INSTRUCTION
Leave out the pictures and copy everything else in the entries exactly.

[Data listing]
# # #

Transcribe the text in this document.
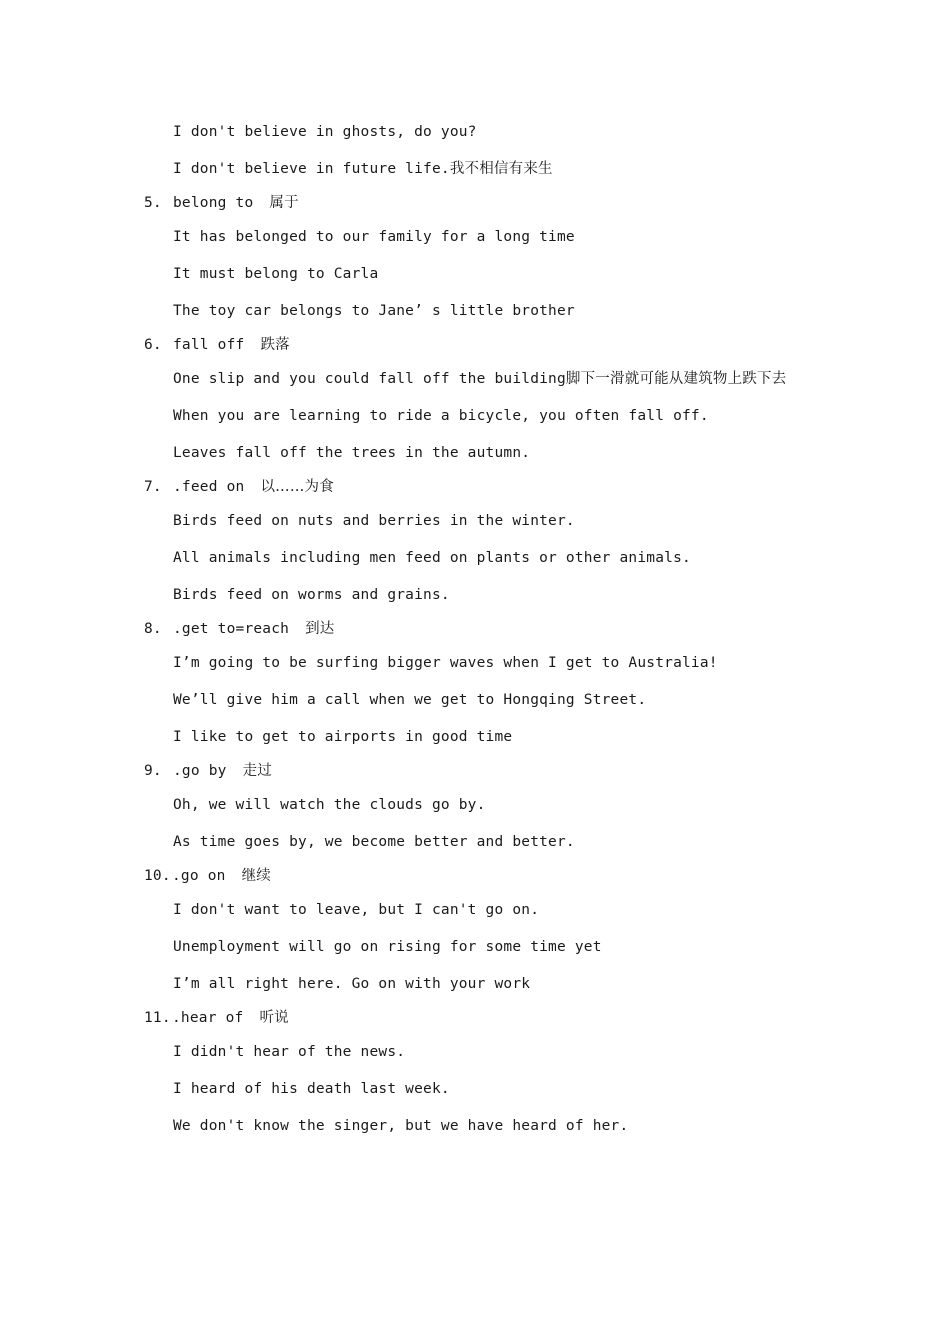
I don't believe in ghosts, do you?
I don't believe in future life.我不相信有来生
5. belong to 属于
It has belonged to our family for a long time
It must belong to Carla
The toy car belongs to Jane’ s little brother
6. fall off 跌落
One slip and you could fall off the building脚下一滑就可能从建筑物上跌下去
When you are learning to ride a bicycle, you often fall off.
Leaves fall off the trees in the autumn.
7. .feed on 以……为食
Birds feed on nuts and berries in the winter.
All animals including men feed on plants or other animals.
Birds feed on worms and grains.
8. .get to=reach 到达
I’m going to be surfing bigger waves when I get to Australia!
We’ll give him a call when we get to Hongqing Street.
I like to get to airports in good time
9. .go by 走过
Oh, we will watch the clouds go by.
As time goes by, we become better and better.
10. .go on 继续
I don't want to leave, but I can't go on.
Unemployment will go on rising for some time yet
I’m all right here. Go on with your work
11. .hear of 听说
I didn't hear of the news.
I heard of his death last week.
We don't know the singer, but we have heard of her.
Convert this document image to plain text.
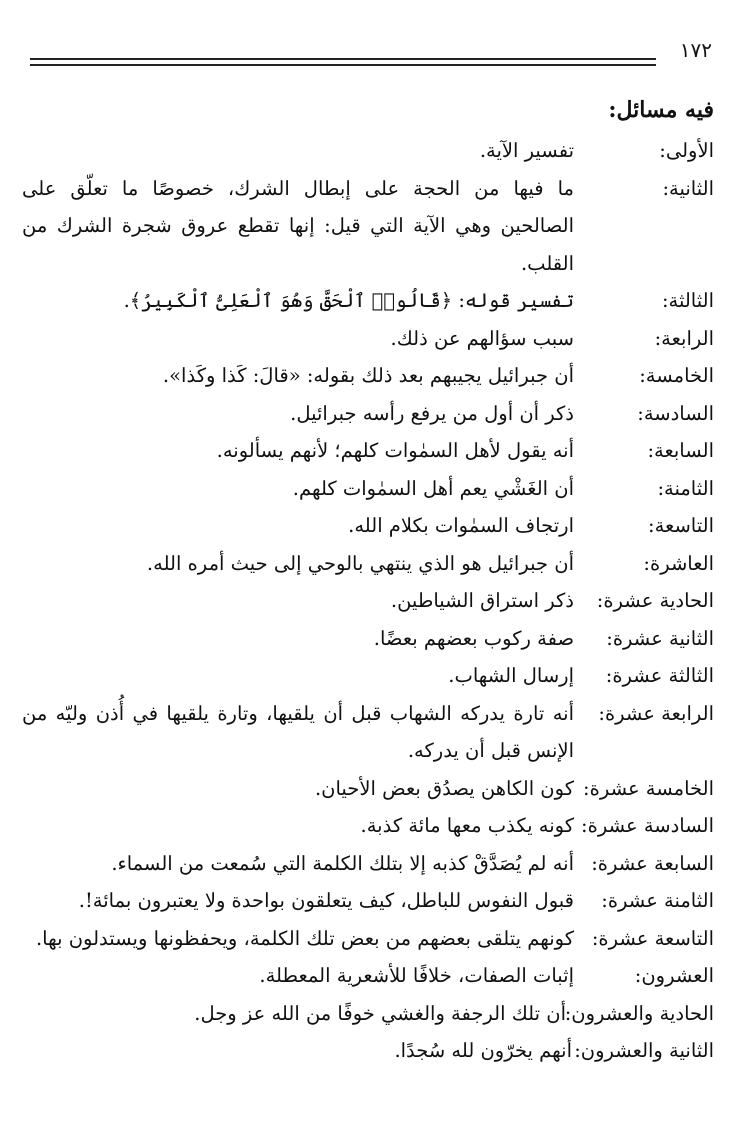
١٧٢
فيه مسائل:
الأولى:
تفسير الآية.
الثانية:
ما فيها من الحجة على إبطال الشرك، خصوصًا ما تعلّق على الصالحين وهي الآية التي قيل: إنها تقطع عروق شجرة الشرك من القلب.
الثالثة:
تفسير قوله: ﴿قَالُوا۟ ٱلْحَقَّ وَهُوَ ٱلْعَلِىُّ ٱلْكَبِيرُ﴾.
الرابعة:
سبب سؤالهم عن ذلك.
الخامسة:
أن جبرائيل يجيبهم بعد ذلك بقوله: «قالَ: كَذا وكَذا».
السادسة:
ذكر أن أول من يرفع رأسه جبرائيل.
السابعة:
أنه يقول لأهل السمٰوات كلهم؛ لأنهم يسألونه.
الثامنة:
أن الغَشْي يعم أهل السمٰوات كلهم.
التاسعة:
ارتجاف السمٰوات بكلام الله.
العاشرة:
أن جبرائيل هو الذي ينتهي بالوحي إلى حيث أمره الله.
الحادية عشرة:
ذكر استراق الشياطين.
الثانية عشرة:
صفة ركوب بعضهم بعضًا.
الثالثة عشرة:
إرسال الشهاب.
الرابعة عشرة:
أنه تارة يدركه الشهاب قبل أن يلقيها، وتارة يلقيها في أُذن وليّه من الإنس قبل أن يدركه.
الخامسة عشرة:
كون الكاهن يصدُق بعض الأحيان.
السادسة عشرة:
كونه يكذب معها مائة كذبة.
السابعة عشرة:
أنه لم يُصَدَّقْ كذبه إلا بتلك الكلمة التي سُمعت من السماء.
الثامنة عشرة:
قبول النفوس للباطل، كيف يتعلقون بواحدة ولا يعتبرون بمائة!.
التاسعة عشرة:
كونهم يتلقى بعضهم من بعض تلك الكلمة، ويحفظونها ويستدلون بها.
العشرون:
إثبات الصفات، خلافًا للأشعرية المعطلة.
الحادية والعشرون:
أن تلك الرجفة والغشي خوفًا من الله عز وجل.
الثانية والعشرون:
أنهم يخرّون لله سُجدًا.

# # #

RESULT OF THE EXERCISE
Transcribe the text in this document.
I don't believe in ghosts, do you?
I don't believe in future life.我不相信有来生
5. belong to 属于
It has belonged to our family for a long time
It must belong to Carla
The toy car belongs to Jane’ s little brother
6. fall off 跌落
One slip and you could fall off the building脚下一滑就可能从建筑物上跌下去
When you are learning to ride a bicycle, you often fall off.
Leaves fall off the trees in the autumn.
7. .feed on 以……为食
Birds feed on nuts and berries in the winter.
All animals including men feed on plants or other animals.
Birds feed on worms and grains.
8. .get to=reach 到达
I’m going to be surfing bigger waves when I get to Australia!
We’ll give him a call when we get to Hongqing Street.
I like to get to airports in good time
9. .go by 走过
Oh, we will watch the clouds go by.
As time goes by, we become better and better.
10. .go on 继续
I don't want to leave, but I can't go on.
Unemployment will go on rising for some time yet
I’m all right here. Go on with your work
11. .hear of 听说
I didn't hear of the news.
I heard of his death last week.
We don't know the singer, but we have heard of her.
Convert this document image to plain text.
١٧٢
فيه مسائل:
الأولى:
تفسير الآية.
الثانية:
ما فيها من الحجة على إبطال الشرك، خصوصًا ما تعلّق على الصالحين وهي الآية التي قيل: إنها تقطع عروق شجرة الشرك من القلب.
الثالثة:
تفسير قوله: ﴿قَالُوا۟ ٱلْحَقَّ وَهُوَ ٱلْعَلِىُّ ٱلْكَبِيرُ﴾.
الرابعة:
سبب سؤالهم عن ذلك.
الخامسة:
أن جبرائيل يجيبهم بعد ذلك بقوله: «قالَ: كَذا وكَذا».
السادسة:
ذكر أن أول من يرفع رأسه جبرائيل.
السابعة:
أنه يقول لأهل السمٰوات كلهم؛ لأنهم يسألونه.
الثامنة:
أن الغَشْي يعم أهل السمٰوات كلهم.
التاسعة:
ارتجاف السمٰوات بكلام الله.
العاشرة:
أن جبرائيل هو الذي ينتهي بالوحي إلى حيث أمره الله.
الحادية عشرة:
ذكر استراق الشياطين.
الثانية عشرة:
صفة ركوب بعضهم بعضًا.
الثالثة عشرة:
إرسال الشهاب.
الرابعة عشرة:
أنه تارة يدركه الشهاب قبل أن يلقيها، وتارة يلقيها في أُذن وليّه من الإنس قبل أن يدركه.
الخامسة عشرة:
كون الكاهن يصدُق بعض الأحيان.
السادسة عشرة:
كونه يكذب معها مائة كذبة.
السابعة عشرة:
أنه لم يُصَدَّقْ كذبه إلا بتلك الكلمة التي سُمعت من السماء.
الثامنة عشرة:
قبول النفوس للباطل، كيف يتعلقون بواحدة ولا يعتبرون بمائة!.
التاسعة عشرة:
كونهم يتلقى بعضهم من بعض تلك الكلمة، ويحفظونها ويستدلون بها.
العشرون:
إثبات الصفات، خلافًا للأشعرية المعطلة.
الحادية والعشرون:
أن تلك الرجفة والغشي خوفًا من الله عز وجل.
الثانية والعشرون:
أنهم يخرّون لله سُجدًا.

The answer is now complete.